• **Data excerpts**
-- Start --

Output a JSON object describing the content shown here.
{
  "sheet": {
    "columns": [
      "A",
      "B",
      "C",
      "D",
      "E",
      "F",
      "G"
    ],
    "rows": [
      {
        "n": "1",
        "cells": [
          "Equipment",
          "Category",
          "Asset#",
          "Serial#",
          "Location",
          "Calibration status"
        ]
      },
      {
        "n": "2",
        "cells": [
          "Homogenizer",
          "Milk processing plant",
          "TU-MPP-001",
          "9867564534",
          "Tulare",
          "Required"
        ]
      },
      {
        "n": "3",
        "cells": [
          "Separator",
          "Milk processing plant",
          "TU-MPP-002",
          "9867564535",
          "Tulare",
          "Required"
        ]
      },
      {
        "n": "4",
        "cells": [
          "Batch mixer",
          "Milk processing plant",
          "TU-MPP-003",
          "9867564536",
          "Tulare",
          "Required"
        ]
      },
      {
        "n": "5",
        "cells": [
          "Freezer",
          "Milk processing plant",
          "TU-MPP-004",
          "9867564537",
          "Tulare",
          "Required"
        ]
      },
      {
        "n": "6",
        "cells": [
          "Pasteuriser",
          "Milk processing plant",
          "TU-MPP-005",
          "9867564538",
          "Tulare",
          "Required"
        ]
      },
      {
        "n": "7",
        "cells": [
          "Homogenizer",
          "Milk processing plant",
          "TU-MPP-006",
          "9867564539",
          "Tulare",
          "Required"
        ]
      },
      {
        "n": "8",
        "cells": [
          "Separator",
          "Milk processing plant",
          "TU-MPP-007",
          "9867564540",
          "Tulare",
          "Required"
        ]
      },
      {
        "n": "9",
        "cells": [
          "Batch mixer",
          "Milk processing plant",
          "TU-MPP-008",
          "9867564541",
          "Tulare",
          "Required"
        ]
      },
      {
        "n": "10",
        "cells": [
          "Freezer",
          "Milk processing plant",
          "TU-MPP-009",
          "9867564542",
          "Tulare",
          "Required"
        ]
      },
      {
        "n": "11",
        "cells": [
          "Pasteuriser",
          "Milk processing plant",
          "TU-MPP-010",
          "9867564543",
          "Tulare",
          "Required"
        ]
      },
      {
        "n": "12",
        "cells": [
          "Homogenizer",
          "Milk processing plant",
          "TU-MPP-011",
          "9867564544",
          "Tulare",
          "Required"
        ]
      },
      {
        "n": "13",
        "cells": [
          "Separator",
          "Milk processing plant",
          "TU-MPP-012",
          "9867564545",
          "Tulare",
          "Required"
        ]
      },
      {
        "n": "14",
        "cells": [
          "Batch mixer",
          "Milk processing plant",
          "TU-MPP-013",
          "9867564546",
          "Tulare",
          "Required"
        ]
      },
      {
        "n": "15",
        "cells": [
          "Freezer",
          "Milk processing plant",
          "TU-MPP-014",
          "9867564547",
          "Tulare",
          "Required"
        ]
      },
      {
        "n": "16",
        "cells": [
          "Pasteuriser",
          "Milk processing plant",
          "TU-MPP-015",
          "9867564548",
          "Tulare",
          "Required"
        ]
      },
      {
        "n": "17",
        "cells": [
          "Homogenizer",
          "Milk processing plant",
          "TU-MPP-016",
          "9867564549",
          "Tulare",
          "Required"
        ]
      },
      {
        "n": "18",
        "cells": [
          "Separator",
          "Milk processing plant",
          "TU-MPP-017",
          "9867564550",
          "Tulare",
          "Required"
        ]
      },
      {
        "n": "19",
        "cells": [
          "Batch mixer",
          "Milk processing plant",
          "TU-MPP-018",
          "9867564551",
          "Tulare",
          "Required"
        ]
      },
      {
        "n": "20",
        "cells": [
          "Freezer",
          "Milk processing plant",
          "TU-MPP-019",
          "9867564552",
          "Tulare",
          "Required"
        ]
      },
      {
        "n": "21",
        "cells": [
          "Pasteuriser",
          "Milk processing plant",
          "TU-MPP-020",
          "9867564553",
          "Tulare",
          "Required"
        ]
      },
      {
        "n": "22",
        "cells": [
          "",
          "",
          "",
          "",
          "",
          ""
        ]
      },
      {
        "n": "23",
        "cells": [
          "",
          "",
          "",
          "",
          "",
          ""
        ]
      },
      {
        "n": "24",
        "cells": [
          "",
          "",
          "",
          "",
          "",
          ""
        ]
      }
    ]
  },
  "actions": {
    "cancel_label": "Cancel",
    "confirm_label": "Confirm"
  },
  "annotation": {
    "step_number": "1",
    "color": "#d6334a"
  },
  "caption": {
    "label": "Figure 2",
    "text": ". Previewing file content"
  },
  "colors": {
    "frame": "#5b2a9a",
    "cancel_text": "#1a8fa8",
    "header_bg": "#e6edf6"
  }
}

-- End --

• **Objective**
Return every line of the material exactly.

• **Exercise response**
Output a JSON object describing the content shown here.
{
  "sheet": {
    "columns": [
      "A",
      "B",
      "C",
      "D",
      "E",
      "F",
      "G"
    ],
    "rows": [
      {
        "n": "1",
        "cells": [
          "Equipment",
          "Category",
          "Asset#",
          "Serial#",
          "Location",
          "Calibration status"
        ]
      },
      {
        "n": "2",
        "cells": [
          "Homogenizer",
          "Milk processing plant",
          "TU-MPP-001",
          "9867564534",
          "Tulare",
          "Required"
        ]
      },
      {
        "n": "3",
        "cells": [
          "Separator",
          "Milk processing plant",
          "TU-MPP-002",
          "9867564535",
          "Tulare",
          "Required"
        ]
      },
      {
        "n": "4",
        "cells": [
          "Batch mixer",
          "Milk processing plant",
          "TU-MPP-003",
          "9867564536",
          "Tulare",
          "Required"
        ]
      },
      {
        "n": "5",
        "cells": [
          "Freezer",
          "Milk processing plant",
          "TU-MPP-004",
          "9867564537",
          "Tulare",
          "Required"
        ]
      },
      {
        "n": "6",
        "cells": [
          "Pasteuriser",
          "Milk processing plant",
          "TU-MPP-005",
          "9867564538",
          "Tulare",
          "Required"
        ]
      },
      {
        "n": "7",
        "cells": [
          "Homogenizer",
          "Milk processing plant",
          "TU-MPP-006",
          "9867564539",
          "Tulare",
          "Required"
        ]
      },
      {
        "n": "8",
        "cells": [
          "Separator",
          "Milk processing plant",
          "TU-MPP-007",
          "9867564540",
          "Tulare",
          "Required"
        ]
      },
      {
        "n": "9",
        "cells": [
          "Batch mixer",
          "Milk processing plant",
          "TU-MPP-008",
          "9867564541",
          "Tulare",
          "Required"
        ]
      },
      {
        "n": "10",
        "cells": [
          "Freezer",
          "Milk processing plant",
          "TU-MPP-009",
          "9867564542",
          "Tulare",
          "Required"
        ]
      },
      {
        "n": "11",
        "cells": [
          "Pasteuriser",
          "Milk processing plant",
          "TU-MPP-010",
          "9867564543",
          "Tulare",
          "Required"
        ]
      },
      {
        "n": "12",
        "cells": [
          "Homogenizer",
          "Milk processing plant",
          "TU-MPP-011",
          "9867564544",
          "Tulare",
          "Required"
        ]
      },
      {
        "n": "13",
        "cells": [
          "Separator",
          "Milk processing plant",
          "TU-MPP-012",
          "9867564545",
          "Tulare",
          "Required"
        ]
      },
      {
        "n": "14",
        "cells": [
          "Batch mixer",
          "Milk processing plant",
          "TU-MPP-013",
          "9867564546",
          "Tulare",
          "Required"
        ]
      },
      {
        "n": "15",
        "cells": [
          "Freezer",
          "Milk processing plant",
          "TU-MPP-014",
          "9867564547",
          "Tulare",
          "Required"
        ]
      },
      {
        "n": "16",
        "cells": [
          "Pasteuriser",
          "Milk processing plant",
          "TU-MPP-015",
          "9867564548",
          "Tulare",
          "Required"
        ]
      },
      {
        "n": "17",
        "cells": [
          "Homogenizer",
          "Milk processing plant",
          "TU-MPP-016",
          "9867564549",
          "Tulare",
          "Required"
        ]
      },
      {
        "n": "18",
        "cells": [
          "Separator",
          "Milk processing plant",
          "TU-MPP-017",
          "9867564550",
          "Tulare",
          "Required"
        ]
      },
      {
        "n": "19",
        "cells": [
          "Batch mixer",
          "Milk processing plant",
          "TU-MPP-018",
          "9867564551",
          "Tulare",
          "Required"
        ]
      },
      {
        "n": "20",
        "cells": [
          "Freezer",
          "Milk processing plant",
          "TU-MPP-019",
          "9867564552",
          "Tulare",
          "Required"
        ]
      },
      {
        "n": "21",
        "cells": [
          "Pasteuriser",
          "Milk processing plant",
          "TU-MPP-020",
          "9867564553",
          "Tulare",
          "Required"
        ]
      },
      {
        "n": "22",
        "cells": [
          "",
          "",
          "",
          "",
          "",
          ""
        ]
      },
      {
        "n": "23",
        "cells": [
          "",
          "",
          "",
          "",
          "",
          ""
        ]
      },
      {
        "n": "24",
        "cells": [
          "",
          "",
          "",
          "",
          "",
          ""
        ]
      }
    ]
  },
  "actions": {
    "cancel_label": "Cancel",
    "confirm_label": "Confirm"
  },
  "annotation": {
    "step_number": "1",
    "color": "#d6334a"
  },
  "caption": {
    "label": "Figure 2",
    "text": ". Previewing file content"
  },
  "colors": {
    "frame": "#5b2a9a",
    "cancel_text": "#1a8fa8",
    "header_bg": "#e6edf6"
  }
}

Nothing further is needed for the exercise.